(Dataset items)
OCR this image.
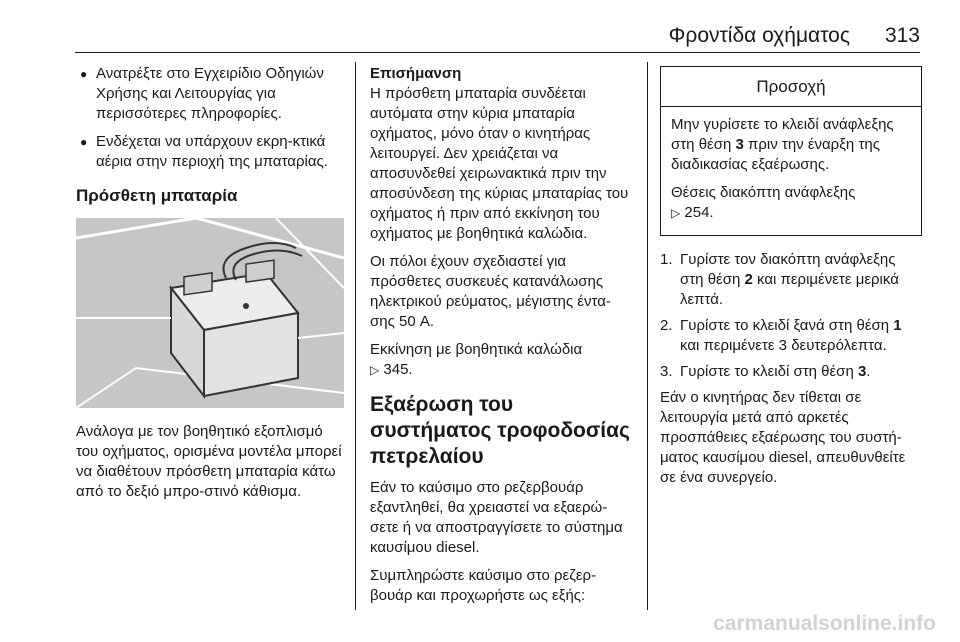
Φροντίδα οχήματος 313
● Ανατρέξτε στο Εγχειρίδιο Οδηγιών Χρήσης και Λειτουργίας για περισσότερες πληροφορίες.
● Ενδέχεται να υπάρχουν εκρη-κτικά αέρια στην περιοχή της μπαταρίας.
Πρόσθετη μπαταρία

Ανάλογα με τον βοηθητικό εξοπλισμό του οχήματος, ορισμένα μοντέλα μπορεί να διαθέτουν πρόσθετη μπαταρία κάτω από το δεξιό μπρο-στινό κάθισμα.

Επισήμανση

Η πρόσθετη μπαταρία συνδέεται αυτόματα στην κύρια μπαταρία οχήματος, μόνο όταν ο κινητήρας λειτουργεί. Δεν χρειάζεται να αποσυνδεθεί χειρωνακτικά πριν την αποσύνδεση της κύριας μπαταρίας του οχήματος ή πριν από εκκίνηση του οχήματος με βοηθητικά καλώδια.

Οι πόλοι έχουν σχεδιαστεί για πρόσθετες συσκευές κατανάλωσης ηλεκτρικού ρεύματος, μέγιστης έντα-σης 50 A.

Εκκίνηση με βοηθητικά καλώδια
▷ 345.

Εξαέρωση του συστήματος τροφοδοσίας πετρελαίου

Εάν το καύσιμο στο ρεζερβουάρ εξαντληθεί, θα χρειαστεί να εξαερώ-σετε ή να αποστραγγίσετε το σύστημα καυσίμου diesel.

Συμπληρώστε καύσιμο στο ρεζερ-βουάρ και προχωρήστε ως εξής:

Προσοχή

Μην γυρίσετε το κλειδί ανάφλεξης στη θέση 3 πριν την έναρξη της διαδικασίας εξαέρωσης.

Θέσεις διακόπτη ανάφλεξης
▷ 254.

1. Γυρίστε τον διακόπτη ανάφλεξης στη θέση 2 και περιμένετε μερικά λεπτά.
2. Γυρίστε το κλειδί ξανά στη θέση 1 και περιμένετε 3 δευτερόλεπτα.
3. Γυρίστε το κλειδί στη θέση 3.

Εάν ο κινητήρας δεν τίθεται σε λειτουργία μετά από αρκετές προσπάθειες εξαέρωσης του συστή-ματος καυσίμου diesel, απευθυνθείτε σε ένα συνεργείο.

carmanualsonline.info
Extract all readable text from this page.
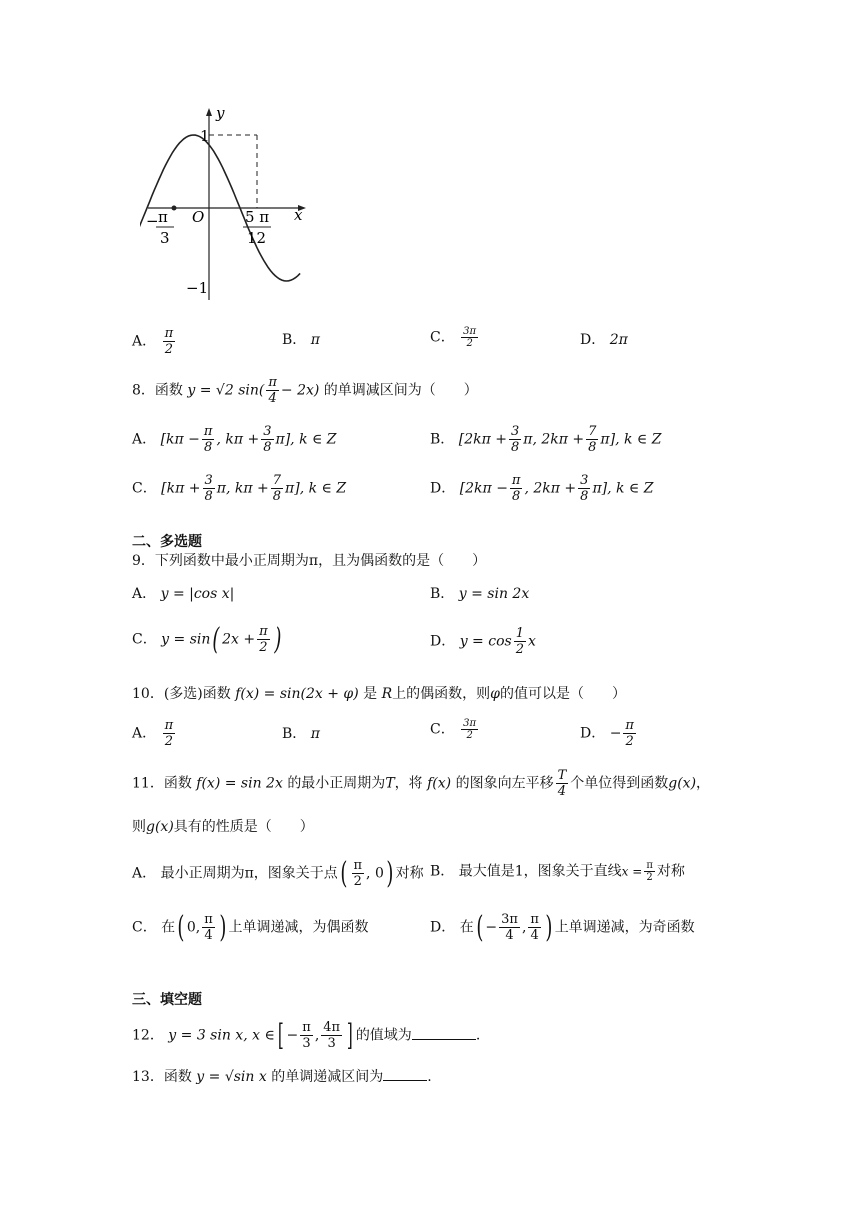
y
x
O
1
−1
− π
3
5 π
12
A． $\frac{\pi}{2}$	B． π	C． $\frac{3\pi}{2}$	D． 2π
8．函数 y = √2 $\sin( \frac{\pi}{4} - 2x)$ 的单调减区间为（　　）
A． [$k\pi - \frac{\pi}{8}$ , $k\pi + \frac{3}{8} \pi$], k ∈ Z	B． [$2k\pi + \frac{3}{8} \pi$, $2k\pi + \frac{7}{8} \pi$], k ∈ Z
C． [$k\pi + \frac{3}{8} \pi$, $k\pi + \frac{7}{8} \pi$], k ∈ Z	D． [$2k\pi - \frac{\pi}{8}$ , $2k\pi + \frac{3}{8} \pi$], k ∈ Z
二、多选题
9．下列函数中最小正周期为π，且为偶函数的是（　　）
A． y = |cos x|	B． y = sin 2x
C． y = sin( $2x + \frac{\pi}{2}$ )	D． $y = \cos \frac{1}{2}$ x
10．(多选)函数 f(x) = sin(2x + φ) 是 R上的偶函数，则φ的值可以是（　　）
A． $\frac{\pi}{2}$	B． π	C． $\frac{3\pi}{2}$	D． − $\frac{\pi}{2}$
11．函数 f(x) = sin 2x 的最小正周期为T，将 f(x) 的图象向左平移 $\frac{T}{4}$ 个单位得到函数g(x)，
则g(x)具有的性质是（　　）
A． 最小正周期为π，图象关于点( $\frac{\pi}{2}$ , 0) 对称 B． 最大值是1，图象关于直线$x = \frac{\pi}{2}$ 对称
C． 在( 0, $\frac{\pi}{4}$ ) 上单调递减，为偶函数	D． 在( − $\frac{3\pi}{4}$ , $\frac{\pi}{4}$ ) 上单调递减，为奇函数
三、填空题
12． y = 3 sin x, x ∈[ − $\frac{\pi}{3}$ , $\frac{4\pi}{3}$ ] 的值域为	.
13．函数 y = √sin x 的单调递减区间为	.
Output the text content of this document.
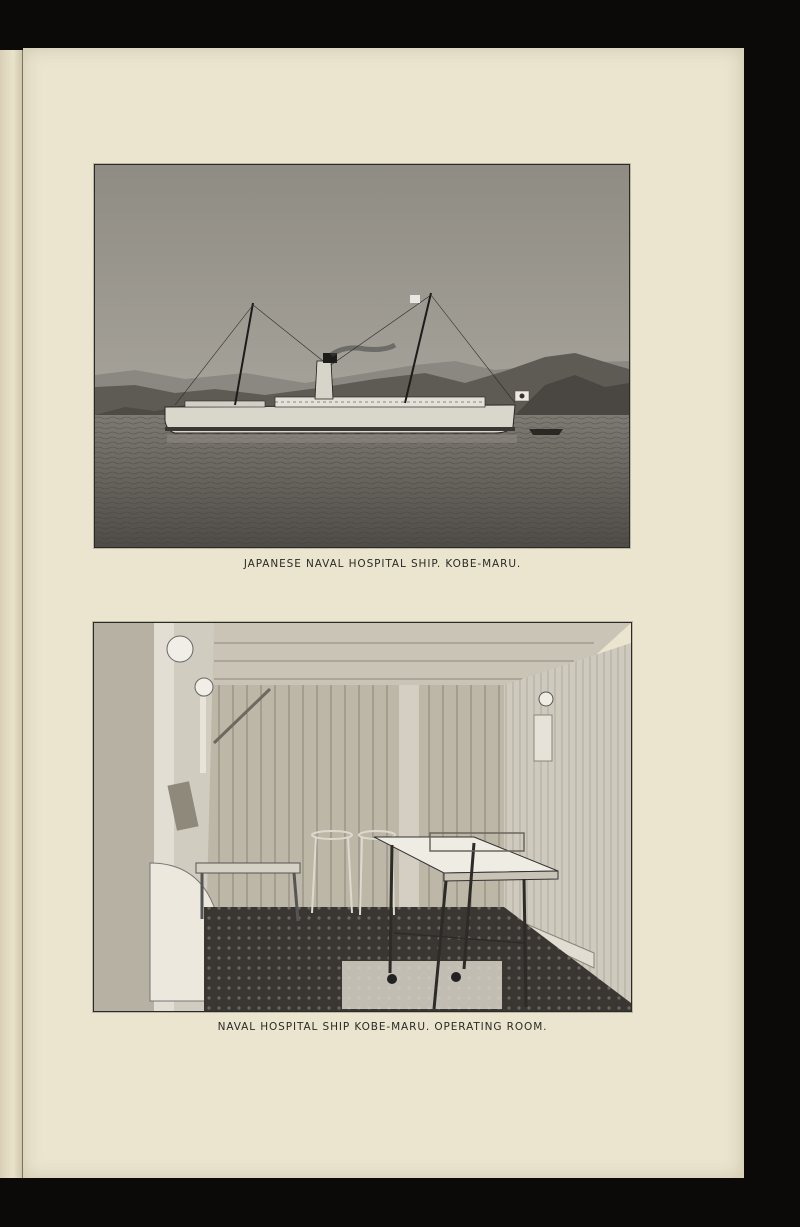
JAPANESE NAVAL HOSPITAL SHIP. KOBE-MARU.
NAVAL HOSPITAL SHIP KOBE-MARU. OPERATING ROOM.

== Goal ==
With pictures omitted, reproduce exactly the lines from the line containing "Output the text content of this document." through the end of the data above.

== The reply ==
Output the text content of this document.
JAPANESE NAVAL HOSPITAL SHIP. KOBE-MARU.
NAVAL HOSPITAL SHIP KOBE-MARU. OPERATING ROOM.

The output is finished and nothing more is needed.